■ **Written task**:
Write out the entire listing below exactly, with the pictures left out.
Information shown start
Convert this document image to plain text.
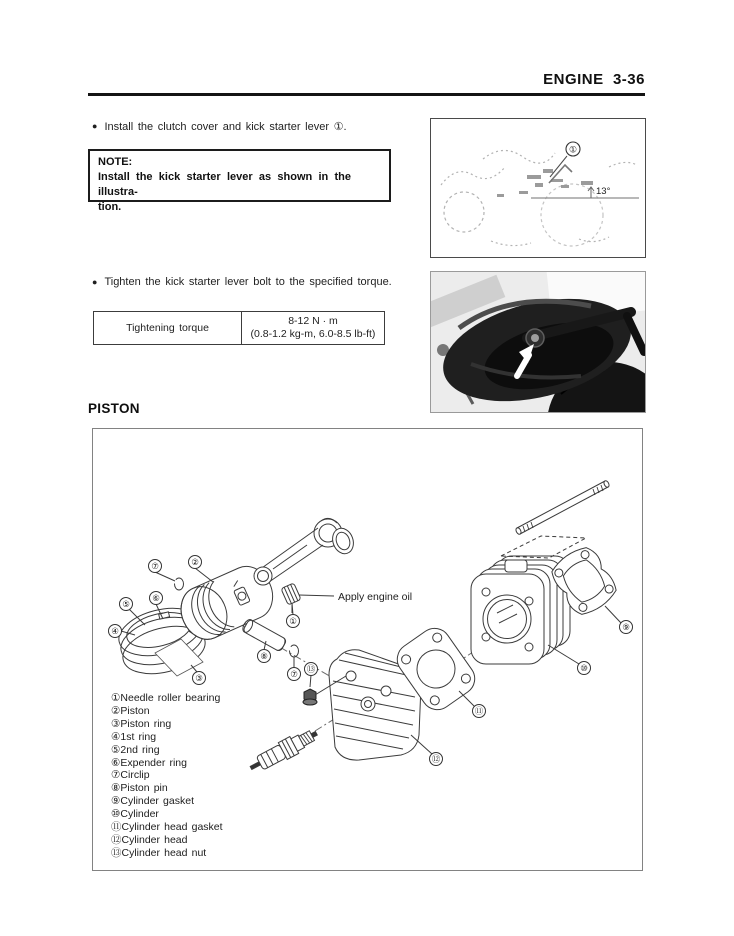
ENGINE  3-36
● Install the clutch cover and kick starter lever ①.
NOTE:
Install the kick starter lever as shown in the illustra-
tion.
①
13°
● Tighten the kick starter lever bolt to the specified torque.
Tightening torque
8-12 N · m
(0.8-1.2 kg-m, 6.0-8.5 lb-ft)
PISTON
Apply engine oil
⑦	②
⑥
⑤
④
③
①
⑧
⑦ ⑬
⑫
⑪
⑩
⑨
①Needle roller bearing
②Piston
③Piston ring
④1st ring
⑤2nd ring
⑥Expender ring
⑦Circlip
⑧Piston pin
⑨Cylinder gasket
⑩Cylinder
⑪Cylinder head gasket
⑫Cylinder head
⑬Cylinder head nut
Information shown end
■ **Task result**:
Convert this document image to plain text.
ENGINE  3-36
● Install the clutch cover and kick starter lever ①.
NOTE:
Install the kick starter lever as shown in the illustra-
tion.
①
13°
● Tighten the kick starter lever bolt to the specified torque.
Tightening torque
8-12 N · m
(0.8-1.2 kg-m, 6.0-8.5 lb-ft)
PISTON
Apply engine oil
⑦	②
⑥
⑤
④
③
①
⑧
⑦ ⑬
⑫
⑪
⑩
⑨
①Needle roller bearing
②Piston
③Piston ring
④1st ring
⑤2nd ring
⑥Expender ring
⑦Circlip
⑧Piston pin
⑨Cylinder gasket
⑩Cylinder
⑪Cylinder head gasket
⑫Cylinder head
⑬Cylinder head nut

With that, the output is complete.